+++ Task input +++

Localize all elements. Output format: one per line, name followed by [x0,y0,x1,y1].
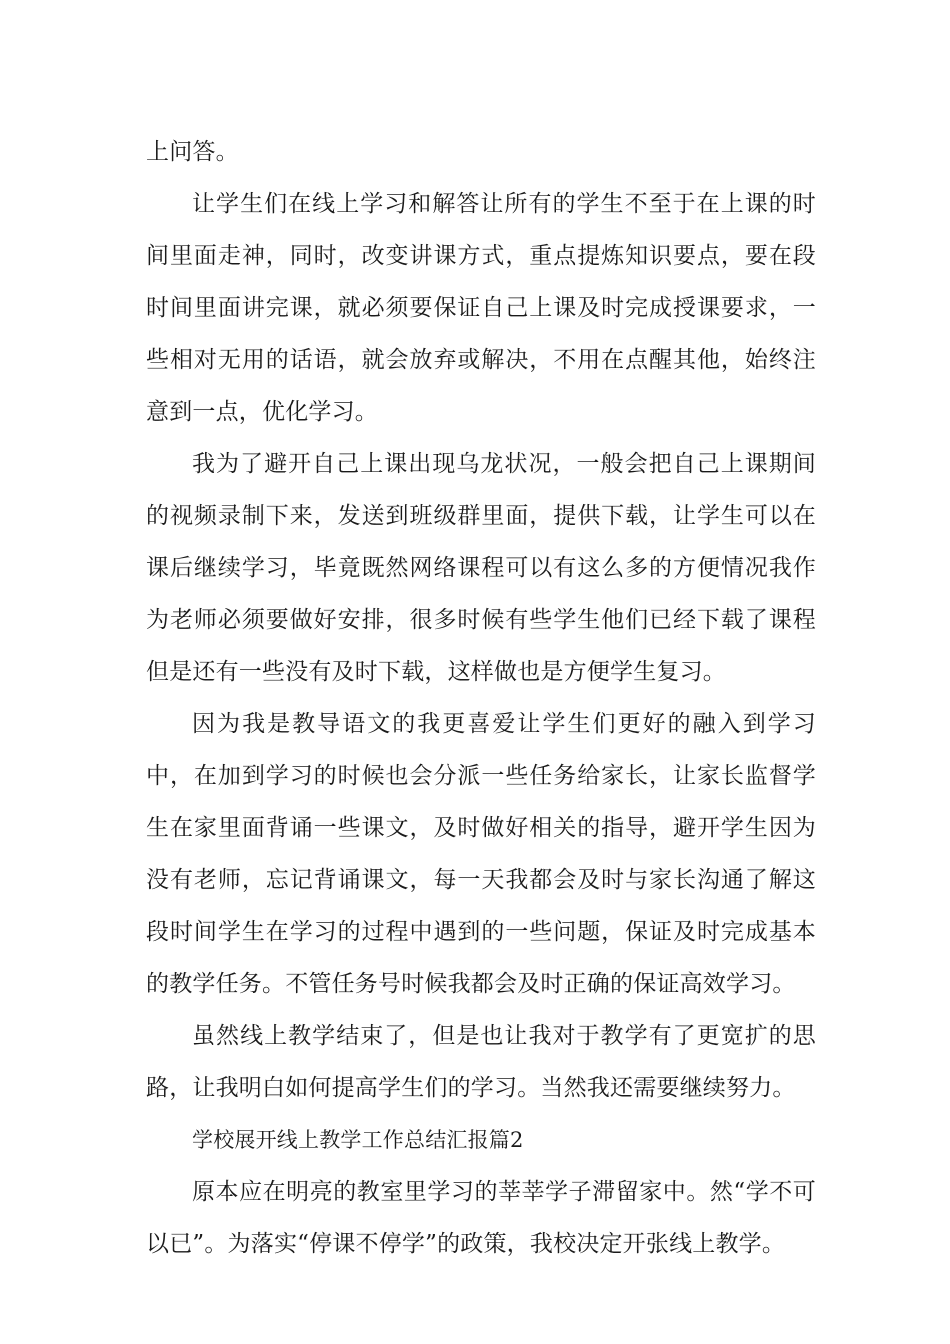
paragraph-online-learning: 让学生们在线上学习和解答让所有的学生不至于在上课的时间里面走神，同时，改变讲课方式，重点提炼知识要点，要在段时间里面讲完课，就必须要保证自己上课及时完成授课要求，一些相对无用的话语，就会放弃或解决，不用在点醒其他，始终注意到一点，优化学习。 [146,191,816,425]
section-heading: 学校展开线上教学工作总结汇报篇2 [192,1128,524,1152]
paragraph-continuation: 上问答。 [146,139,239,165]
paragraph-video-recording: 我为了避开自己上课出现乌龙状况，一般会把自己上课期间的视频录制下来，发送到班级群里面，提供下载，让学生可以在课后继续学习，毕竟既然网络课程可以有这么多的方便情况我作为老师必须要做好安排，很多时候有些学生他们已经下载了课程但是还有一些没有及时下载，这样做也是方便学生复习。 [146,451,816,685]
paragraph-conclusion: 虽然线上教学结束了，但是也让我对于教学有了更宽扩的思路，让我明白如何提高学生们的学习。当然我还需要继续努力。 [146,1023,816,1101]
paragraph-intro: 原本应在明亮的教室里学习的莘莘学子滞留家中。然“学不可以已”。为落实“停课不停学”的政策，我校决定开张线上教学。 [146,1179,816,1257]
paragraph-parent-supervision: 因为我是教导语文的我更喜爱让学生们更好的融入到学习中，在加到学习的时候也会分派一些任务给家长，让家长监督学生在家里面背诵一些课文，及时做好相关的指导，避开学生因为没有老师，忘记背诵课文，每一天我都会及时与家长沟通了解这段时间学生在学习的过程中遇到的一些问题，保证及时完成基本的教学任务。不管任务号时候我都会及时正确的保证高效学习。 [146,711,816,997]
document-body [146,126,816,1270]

+++
+++ Task input +++

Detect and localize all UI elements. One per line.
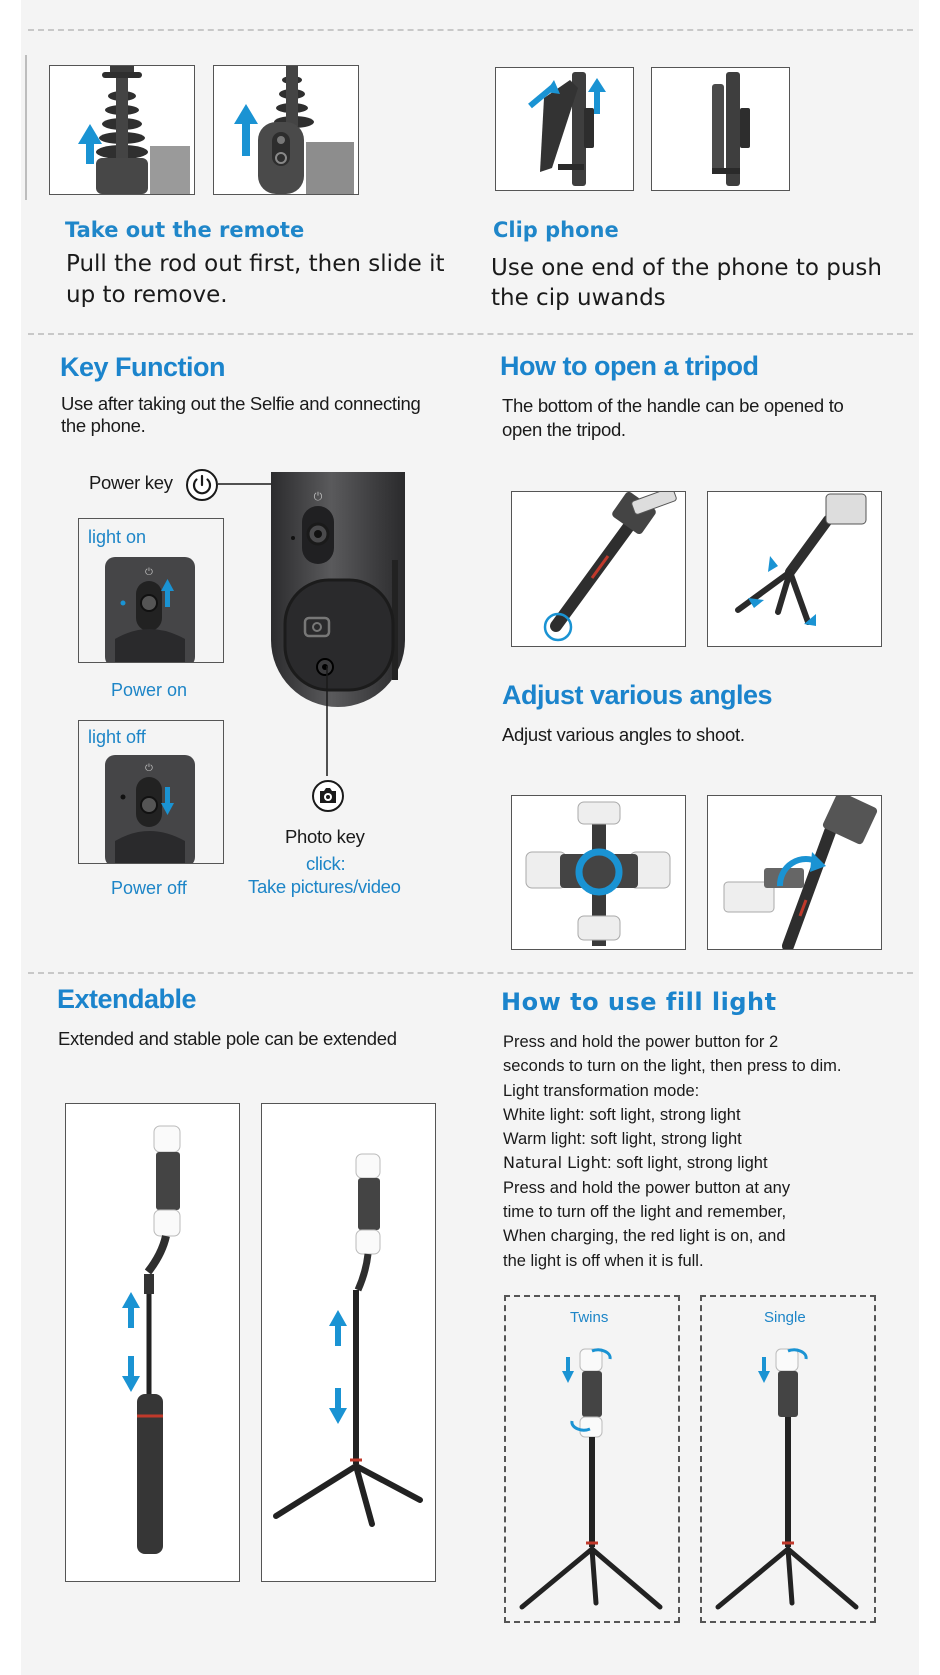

+++

Rewrite the stretch of the listing from "Localize all elements." through "document-body [146,126,816,1270]", replacing "paragraph-intro" with "paragraph-opening" and keeping everything else the same. Omit the picture from your answer.

### The response
Localize all elements. Output format: one per line, name followed by [x0,y0,x1,y1].
paragraph-online-learning: 让学生们在线上学习和解答让所有的学生不至于在上课的时间里面走神，同时，改变讲课方式，重点提炼知识要点，要在段时间里面讲完课，就必须要保证自己上课及时完成授课要求，一些相对无用的话语，就会放弃或解决，不用在点醒其他，始终注意到一点，优化学习。 [146,191,816,425]
section-heading: 学校展开线上教学工作总结汇报篇2 [192,1128,524,1152]
paragraph-continuation: 上问答。 [146,139,239,165]
paragraph-video-recording: 我为了避开自己上课出现乌龙状况，一般会把自己上课期间的视频录制下来，发送到班级群里面，提供下载，让学生可以在课后继续学习，毕竟既然网络课程可以有这么多的方便情况我作为老师必须要做好安排，很多时候有些学生他们已经下载了课程但是还有一些没有及时下载，这样做也是方便学生复习。 [146,451,816,685]
paragraph-conclusion: 虽然线上教学结束了，但是也让我对于教学有了更宽扩的思路，让我明白如何提高学生们的学习。当然我还需要继续努力。 [146,1023,816,1101]
paragraph-opening: 原本应在明亮的教室里学习的莘莘学子滞留家中。然“学不可以已”。为落实“停课不停学”的政策，我校决定开张线上教学。 [146,1179,816,1257]
paragraph-parent-supervision: 因为我是教导语文的我更喜爱让学生们更好的融入到学习中，在加到学习的时候也会分派一些任务给家长，让家长监督学生在家里面背诵一些课文，及时做好相关的指导，避开学生因为没有老师，忘记背诵课文，每一天我都会及时与家长沟通了解这段时间学生在学习的过程中遇到的一些问题，保证及时完成基本的教学任务。不管任务号时候我都会及时正确的保证高效学习。 [146,711,816,997]
document-body [146,126,816,1270]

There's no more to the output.